**Passage fourni**.
C'est sous l'œil vigilant des mouvements de chômeurs, qui ont installé un site de retransmission des débats à proximité de l'Assemblée, et des associations de solidarité, qui rappelaient leurs propositions d'amendements, que les députés ont entamé, le 5 mai, la discussion en première lecture du projet de loi d'orientation relatif à la lutte contre les exclusions défendu par Martine Aubry (1). Ce texte sera examiné selon la procédure d'urgence. Le vote solennel en première lecture par l'Assemblée nationale est prévu le 19 mai, tandis que l'examen par le Sénat pourrait avoir lieu aux alentours du 9 juin. Le vote définitif devrait intervenir en juillet à l'issue d'une session extraordinaire. D'ores et déjà, l'UDF a indiqué hésiter entre le vote contre et l'abstention. Quant au groupe RPR, il votera pour plusieurs dispositions du texte, mais contre la globalité du projet de loi.
S'exprimant devant un hémicycle aux trois quarts vide, la ministre de l'Emploi et de la Solidarité a rappelé en ouverture de la discussion générale, les grandes lignes du programme d'action (2) et du projet de loi, soulignant à nouveau que « l'objectif n'est pas d'afficher de nouveaux droits mais de donner une réalité à ceux qui existent ». Elle a également réinsisté sur la nécessité de « se débarrasser de certaines idées reçues » comme celle selon laquelle « la croissance seule permettra de dégager les marges de manœuvres économiques suffisantes pour remettre chacun en selle ». « Parce qu'elle n'est pas un phénomène d'ordre individuel mais bien un phénomène d'ordre social, l'exclusion est notre défaite collective », a-t-elle encore affirmé.

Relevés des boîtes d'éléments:

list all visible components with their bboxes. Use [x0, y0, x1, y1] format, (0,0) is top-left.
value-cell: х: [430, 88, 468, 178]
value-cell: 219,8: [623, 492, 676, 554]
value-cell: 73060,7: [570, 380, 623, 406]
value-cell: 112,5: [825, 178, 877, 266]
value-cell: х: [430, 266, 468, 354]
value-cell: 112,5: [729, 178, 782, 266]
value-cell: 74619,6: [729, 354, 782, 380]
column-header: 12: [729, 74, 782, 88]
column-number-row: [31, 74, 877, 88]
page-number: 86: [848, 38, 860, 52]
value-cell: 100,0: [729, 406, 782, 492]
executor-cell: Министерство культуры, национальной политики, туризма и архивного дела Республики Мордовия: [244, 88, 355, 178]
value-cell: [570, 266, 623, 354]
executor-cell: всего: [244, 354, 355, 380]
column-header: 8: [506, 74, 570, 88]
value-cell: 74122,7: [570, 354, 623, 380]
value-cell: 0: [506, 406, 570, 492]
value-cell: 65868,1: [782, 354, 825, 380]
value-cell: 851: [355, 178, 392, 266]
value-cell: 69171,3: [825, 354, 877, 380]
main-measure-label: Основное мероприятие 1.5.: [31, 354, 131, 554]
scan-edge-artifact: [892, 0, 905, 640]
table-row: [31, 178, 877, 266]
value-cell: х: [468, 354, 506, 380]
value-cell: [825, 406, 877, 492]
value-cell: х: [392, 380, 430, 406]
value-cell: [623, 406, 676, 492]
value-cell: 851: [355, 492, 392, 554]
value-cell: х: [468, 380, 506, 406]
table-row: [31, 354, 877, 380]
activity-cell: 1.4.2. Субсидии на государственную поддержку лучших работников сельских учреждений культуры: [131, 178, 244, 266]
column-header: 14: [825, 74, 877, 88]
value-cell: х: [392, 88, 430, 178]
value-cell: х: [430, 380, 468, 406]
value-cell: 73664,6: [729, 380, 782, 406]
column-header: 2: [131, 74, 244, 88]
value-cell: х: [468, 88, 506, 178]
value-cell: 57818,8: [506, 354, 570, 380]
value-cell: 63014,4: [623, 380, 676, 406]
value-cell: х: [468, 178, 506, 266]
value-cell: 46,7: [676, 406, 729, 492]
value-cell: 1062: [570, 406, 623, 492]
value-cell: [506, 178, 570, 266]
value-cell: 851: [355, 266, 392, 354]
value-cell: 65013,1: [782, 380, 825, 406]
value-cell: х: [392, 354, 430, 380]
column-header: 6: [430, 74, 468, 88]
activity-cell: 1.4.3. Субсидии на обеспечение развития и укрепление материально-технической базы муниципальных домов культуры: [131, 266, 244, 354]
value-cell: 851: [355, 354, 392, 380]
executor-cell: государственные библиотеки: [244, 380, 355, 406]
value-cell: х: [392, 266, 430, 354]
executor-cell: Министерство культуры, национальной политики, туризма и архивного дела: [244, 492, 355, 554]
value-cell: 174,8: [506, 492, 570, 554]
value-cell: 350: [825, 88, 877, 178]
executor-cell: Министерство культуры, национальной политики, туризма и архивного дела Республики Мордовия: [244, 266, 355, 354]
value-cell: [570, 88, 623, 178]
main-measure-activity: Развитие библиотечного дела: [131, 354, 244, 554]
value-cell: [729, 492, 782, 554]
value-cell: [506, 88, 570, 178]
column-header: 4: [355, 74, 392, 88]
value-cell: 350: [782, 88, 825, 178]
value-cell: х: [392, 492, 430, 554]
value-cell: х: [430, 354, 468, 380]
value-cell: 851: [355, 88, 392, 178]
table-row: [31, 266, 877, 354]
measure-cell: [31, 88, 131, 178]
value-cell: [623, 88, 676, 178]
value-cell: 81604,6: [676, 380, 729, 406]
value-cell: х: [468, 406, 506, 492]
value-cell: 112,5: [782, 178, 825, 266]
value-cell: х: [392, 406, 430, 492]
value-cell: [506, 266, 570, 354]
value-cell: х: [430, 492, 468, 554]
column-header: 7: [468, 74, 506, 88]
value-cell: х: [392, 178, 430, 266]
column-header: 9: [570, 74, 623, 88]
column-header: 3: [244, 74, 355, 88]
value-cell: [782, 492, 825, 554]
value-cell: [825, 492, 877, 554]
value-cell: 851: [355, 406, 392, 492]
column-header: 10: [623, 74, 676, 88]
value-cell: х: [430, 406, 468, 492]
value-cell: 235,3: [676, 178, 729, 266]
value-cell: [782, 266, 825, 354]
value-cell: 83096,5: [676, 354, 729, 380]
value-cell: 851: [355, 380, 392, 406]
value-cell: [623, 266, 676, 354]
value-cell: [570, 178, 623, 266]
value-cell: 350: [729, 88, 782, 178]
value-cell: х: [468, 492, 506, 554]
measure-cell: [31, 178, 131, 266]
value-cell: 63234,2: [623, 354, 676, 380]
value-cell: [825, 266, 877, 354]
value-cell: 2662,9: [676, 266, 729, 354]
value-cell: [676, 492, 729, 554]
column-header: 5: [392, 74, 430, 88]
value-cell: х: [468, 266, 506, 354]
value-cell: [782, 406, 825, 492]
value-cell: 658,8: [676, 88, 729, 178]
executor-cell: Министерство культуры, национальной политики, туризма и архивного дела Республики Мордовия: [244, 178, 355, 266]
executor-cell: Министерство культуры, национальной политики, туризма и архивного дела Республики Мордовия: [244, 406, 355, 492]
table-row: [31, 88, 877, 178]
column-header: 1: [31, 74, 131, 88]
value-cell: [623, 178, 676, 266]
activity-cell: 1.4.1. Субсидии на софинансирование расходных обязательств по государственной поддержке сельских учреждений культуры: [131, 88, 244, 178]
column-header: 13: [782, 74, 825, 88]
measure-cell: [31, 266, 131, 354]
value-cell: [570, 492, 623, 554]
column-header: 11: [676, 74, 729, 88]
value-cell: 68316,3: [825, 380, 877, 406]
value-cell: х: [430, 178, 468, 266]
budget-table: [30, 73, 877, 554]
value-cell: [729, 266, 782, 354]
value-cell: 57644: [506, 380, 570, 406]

**Tâches à réaliser**.
(a) D'après le passage sur le projet de loi contre les exclusions, à quelle date le vote solennel en première lecture par l'Assemblée nationale est-il prévu ?
(b) Écrivez la suite du passage sur le projet de loi contre les exclusions, en commençant après sa dernière phrase.

**Réponses aux tâches**.
(a) Le 19 mai.

(b)
Fort de 82 articles, le projet examiné par les députés a fait l'objet de près d'un millier d'amendements. Pour sa part, la commission spéciale chargée d'examiner le texte en a retenu quelque 230 qui balaient les différents volets du texte. Plus particulièrement, s'agissant de l'emploi, les amendements visent à renforcer le programme TRACE (trajectoire d'accès à l'emploi), à permettre la représentation des organisations de chômeurs à l'Unedic et leur participation à la gestion des fonds sociaux des Assedic, à réécrire les dispositions relatives aux associations intermédiaires ou encore à améliorer le mécanisme d'indexation annuelle des minima sociaux sur les prix. Au chapitre du logement, la commission, ne voulant plus que la notion de logement social soit associée à la notion d'exclus ou de « paumés », a relevé le seuil de déclenchement du surloyer HLM et a proposé de revaloriser de 10 % au minimum les plafonds de ressources fixés pour l'attribution des logements HLM, notamment ceux appliqués aux célibataires, aux ménages sans enfants et aux retraités, « de manière à tenir compte des objectifs de mixité sociale ». A noter plus spécialement dans le domaine de la santé, le renforcement du fonctionnement des « réseaux ville-hôpital » dans le suivi des soins dispensés aux personnes en situation précaire. En outre, la commission a adopté de très nombreux amendements au volet surendettement du projet de loi. C'est ainsi que Véronique Neiertz, rapporteur de cette partie du texte et auteur de la loi de 1989 sur ce sujet, a fait adopter une disposition prévoyant que les commissions de surendettement pourraient recommander d'étendre le non-paiement des dettes pendant trois ans aux dettes fiscales ou envers la sécurité sociale. La commission a également retenu une mesure fixant le montant « du reste à vivre » à un niveau qui ne peut être inférieur au RMI. Parmi les autres amendements, figurent aussi, la gratuité de l'assistance par un tiers de la personne surendettée devant la commission de surendettement. Enfin, un amendement de la commission prévoit de créer un accès minimum vital et gratuit à l'eau, à l'énergie et au téléphone.
(1) Voir ASH n° 2064 du 27-03-98.
(2) Voir ASH n° 2061 du 6-03-98.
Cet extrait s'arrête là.